THE TASK | Output the material exactly, but drop every image it holds.

PROVIDED MATERIAL |
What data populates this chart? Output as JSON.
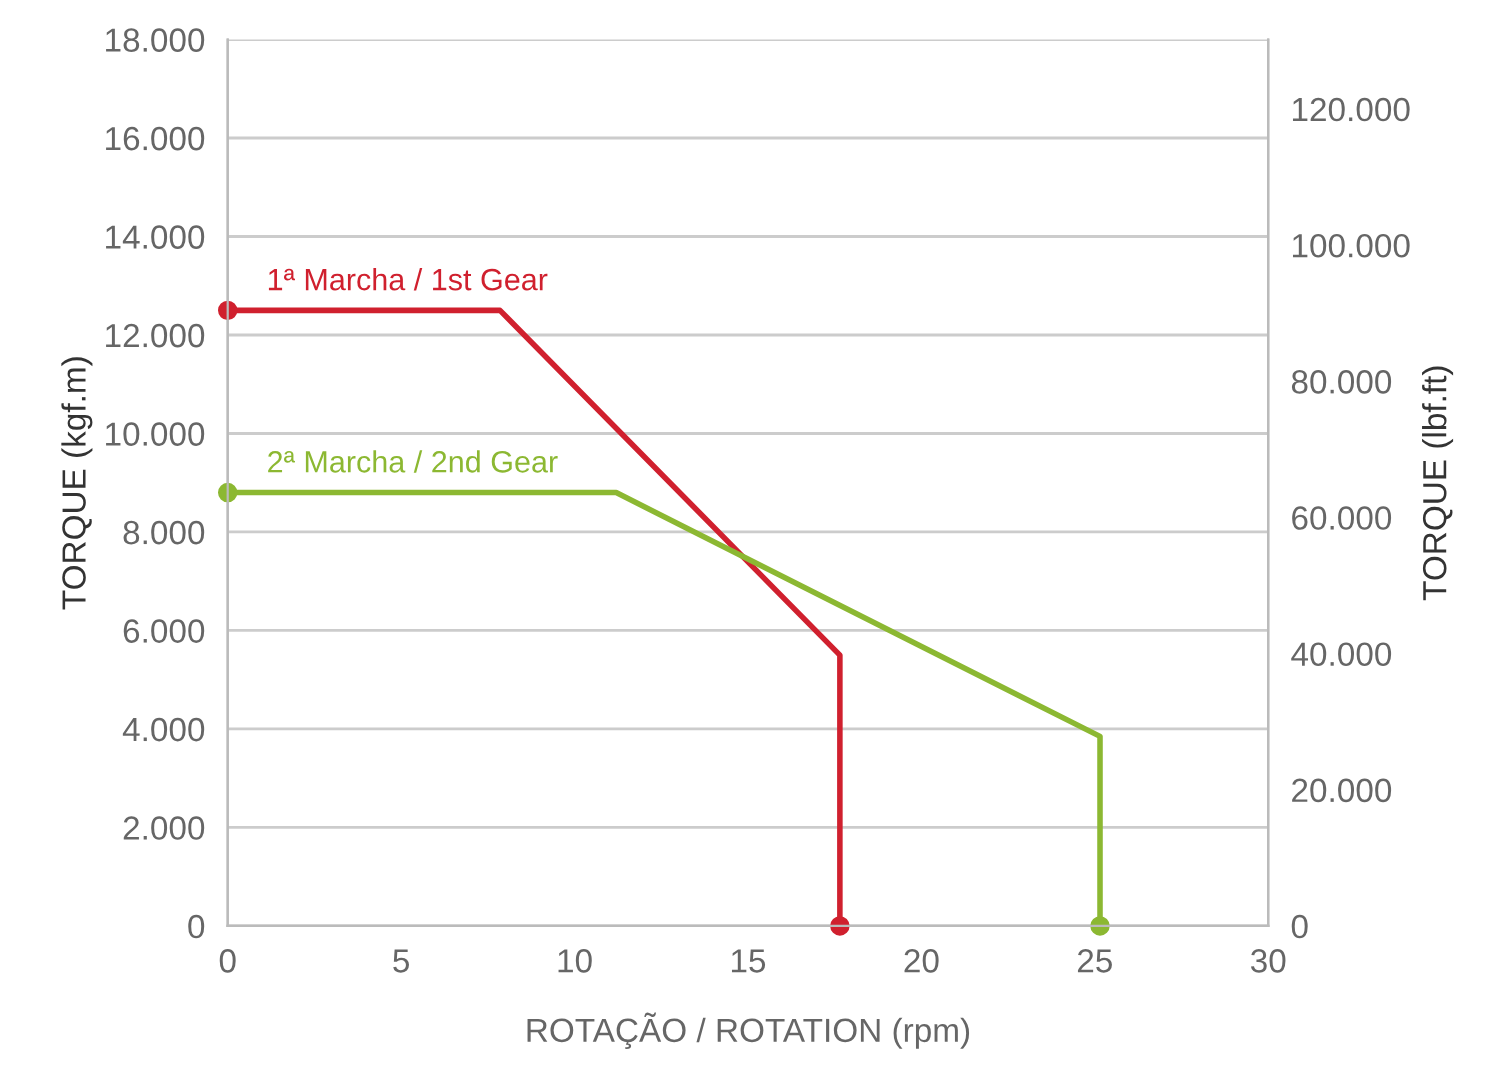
{
  "chart_data": {
    "type": "line",
    "xlabel": "ROTAÇÃO / ROTATION (rpm)",
    "ylabel": "TORQUE (kgf.m)",
    "y2label": "TORQUE (lbf.ft)",
    "xlim": [
      0,
      30
    ],
    "xticks": [
      0,
      5,
      10,
      15,
      20,
      25,
      30
    ],
    "ylim": [
      0,
      18000
    ],
    "yticks": [
      {
        "value": 0,
        "label": "0"
      },
      {
        "value": 2000,
        "label": "2.000"
      },
      {
        "value": 4000,
        "label": "4.000"
      },
      {
        "value": 6000,
        "label": "6.000"
      },
      {
        "value": 8000,
        "label": "8.000"
      },
      {
        "value": 10000,
        "label": "10.000"
      },
      {
        "value": 12000,
        "label": "12.000"
      },
      {
        "value": 14000,
        "label": "14.000"
      },
      {
        "value": 16000,
        "label": "16.000"
      },
      {
        "value": 18000,
        "label": "18.000"
      }
    ],
    "y2lim": [
      0,
      130200
    ],
    "y2ticks": [
      {
        "value": 0,
        "label": "0"
      },
      {
        "value": 20000,
        "label": "20.000"
      },
      {
        "value": 40000,
        "label": "40.000"
      },
      {
        "value": 60000,
        "label": "60.000"
      },
      {
        "value": 80000,
        "label": "80.000"
      },
      {
        "value": 100000,
        "label": "100.000"
      },
      {
        "value": 120000,
        "label": "120.000"
      }
    ],
    "grid": "y",
    "legend": false,
    "marker": "circle",
    "line_style": "solid",
    "series": [
      {
        "name": "1ª Marcha / 1st Gear",
        "color": "#d0202e",
        "x": [
          0,
          7.85,
          17.65,
          17.65
        ],
        "values": [
          12500,
          12500,
          5500,
          0
        ]
      },
      {
        "name": "2ª Marcha / 2nd Gear",
        "color": "#8cb832",
        "x": [
          0,
          11.2,
          25.15,
          25.15
        ],
        "values": [
          8800,
          8800,
          3850,
          0
        ]
      }
    ]
  }
}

FINISHED ANSWER |
What data populates this chart? Output as JSON.
{
  "chart_data": {
    "type": "line",
    "xlabel": "ROTAÇÃO / ROTATION (rpm)",
    "ylabel": "TORQUE (kgf.m)",
    "y2label": "TORQUE (lbf.ft)",
    "xlim": [
      0,
      30
    ],
    "xticks": [
      0,
      5,
      10,
      15,
      20,
      25,
      30
    ],
    "ylim": [
      0,
      18000
    ],
    "yticks": [
      {
        "value": 0,
        "label": "0"
      },
      {
        "value": 2000,
        "label": "2.000"
      },
      {
        "value": 4000,
        "label": "4.000"
      },
      {
        "value": 6000,
        "label": "6.000"
      },
      {
        "value": 8000,
        "label": "8.000"
      },
      {
        "value": 10000,
        "label": "10.000"
      },
      {
        "value": 12000,
        "label": "12.000"
      },
      {
        "value": 14000,
        "label": "14.000"
      },
      {
        "value": 16000,
        "label": "16.000"
      },
      {
        "value": 18000,
        "label": "18.000"
      }
    ],
    "y2lim": [
      0,
      130200
    ],
    "y2ticks": [
      {
        "value": 0,
        "label": "0"
      },
      {
        "value": 20000,
        "label": "20.000"
      },
      {
        "value": 40000,
        "label": "40.000"
      },
      {
        "value": 60000,
        "label": "60.000"
      },
      {
        "value": 80000,
        "label": "80.000"
      },
      {
        "value": 100000,
        "label": "100.000"
      },
      {
        "value": 120000,
        "label": "120.000"
      }
    ],
    "grid": "y",
    "legend": false,
    "marker": "circle",
    "line_style": "solid",
    "series": [
      {
        "name": "1ª Marcha / 1st Gear",
        "color": "#d0202e",
        "x": [
          0,
          7.85,
          17.65,
          17.65
        ],
        "values": [
          12500,
          12500,
          5500,
          0
        ]
      },
      {
        "name": "2ª Marcha / 2nd Gear",
        "color": "#8cb832",
        "x": [
          0,
          11.2,
          25.15,
          25.15
        ],
        "values": [
          8800,
          8800,
          3850,
          0
        ]
      }
    ]
  }
}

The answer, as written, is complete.